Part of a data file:
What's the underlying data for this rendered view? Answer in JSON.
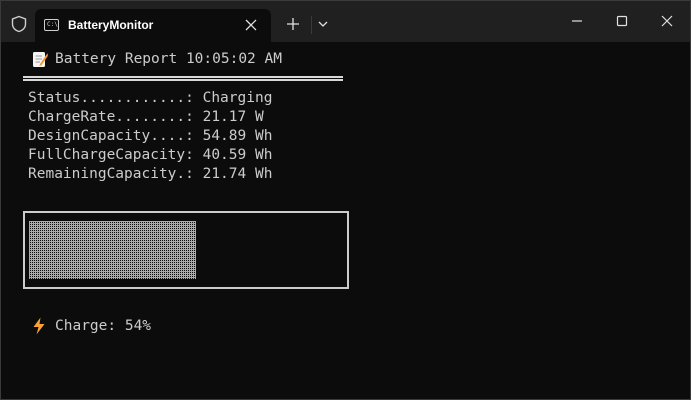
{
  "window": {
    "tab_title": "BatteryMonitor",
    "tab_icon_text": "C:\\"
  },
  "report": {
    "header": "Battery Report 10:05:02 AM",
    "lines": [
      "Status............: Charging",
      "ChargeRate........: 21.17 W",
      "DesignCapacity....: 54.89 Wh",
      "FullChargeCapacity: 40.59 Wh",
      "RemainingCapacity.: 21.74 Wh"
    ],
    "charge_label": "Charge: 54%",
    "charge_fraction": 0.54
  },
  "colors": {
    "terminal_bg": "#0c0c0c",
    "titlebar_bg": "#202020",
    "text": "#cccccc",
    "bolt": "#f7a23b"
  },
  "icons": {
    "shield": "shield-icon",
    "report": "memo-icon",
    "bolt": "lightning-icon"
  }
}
==
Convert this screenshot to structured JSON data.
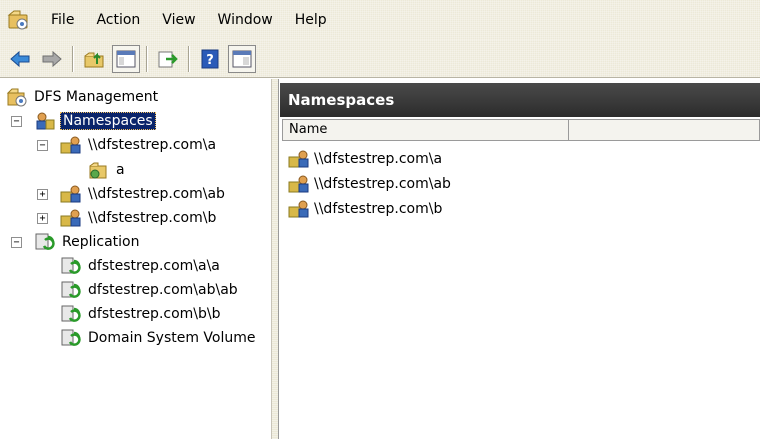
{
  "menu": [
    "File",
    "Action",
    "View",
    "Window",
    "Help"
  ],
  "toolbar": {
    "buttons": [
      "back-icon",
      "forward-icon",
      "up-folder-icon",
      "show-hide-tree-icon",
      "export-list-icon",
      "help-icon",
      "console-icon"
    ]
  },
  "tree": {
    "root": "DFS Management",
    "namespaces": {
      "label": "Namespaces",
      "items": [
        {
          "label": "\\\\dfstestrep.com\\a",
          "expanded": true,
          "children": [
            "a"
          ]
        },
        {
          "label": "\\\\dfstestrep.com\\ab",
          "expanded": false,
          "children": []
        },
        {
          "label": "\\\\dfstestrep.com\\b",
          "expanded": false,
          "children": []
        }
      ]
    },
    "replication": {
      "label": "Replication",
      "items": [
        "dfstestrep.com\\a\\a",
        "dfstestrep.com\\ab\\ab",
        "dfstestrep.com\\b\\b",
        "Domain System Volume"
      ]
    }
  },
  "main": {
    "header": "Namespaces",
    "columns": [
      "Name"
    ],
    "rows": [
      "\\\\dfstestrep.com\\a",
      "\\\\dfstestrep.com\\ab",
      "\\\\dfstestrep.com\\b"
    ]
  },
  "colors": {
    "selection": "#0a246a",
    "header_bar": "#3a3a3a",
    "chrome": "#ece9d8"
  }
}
* * *
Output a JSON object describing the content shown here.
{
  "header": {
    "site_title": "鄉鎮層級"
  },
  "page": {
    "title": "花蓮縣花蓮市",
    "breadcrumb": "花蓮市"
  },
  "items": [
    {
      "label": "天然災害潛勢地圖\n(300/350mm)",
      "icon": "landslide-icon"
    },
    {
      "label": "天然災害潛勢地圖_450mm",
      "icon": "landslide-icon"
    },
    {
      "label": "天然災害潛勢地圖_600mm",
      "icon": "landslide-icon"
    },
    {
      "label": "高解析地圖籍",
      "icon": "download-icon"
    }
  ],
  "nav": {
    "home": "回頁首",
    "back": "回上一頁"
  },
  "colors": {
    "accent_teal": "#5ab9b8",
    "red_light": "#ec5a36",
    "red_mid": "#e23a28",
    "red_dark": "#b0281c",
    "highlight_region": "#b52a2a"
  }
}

SHORT PROBLEM: Report each line in the preceding entries that holds the string "dfstestrep".

EXPECTED ANSWER:
          "label": "\\\\dfstestrep.com\\a",
          "label": "\\\\dfstestrep.com\\ab",
          "label": "\\\\dfstestrep.com\\b",
        "dfstestrep.com\\a\\a",
        "dfstestrep.com\\ab\\ab",
        "dfstestrep.com\\b\\b",
      "\\\\dfstestrep.com\\a",
      "\\\\dfstestrep.com\\ab",
      "\\\\dfstestrep.com\\b"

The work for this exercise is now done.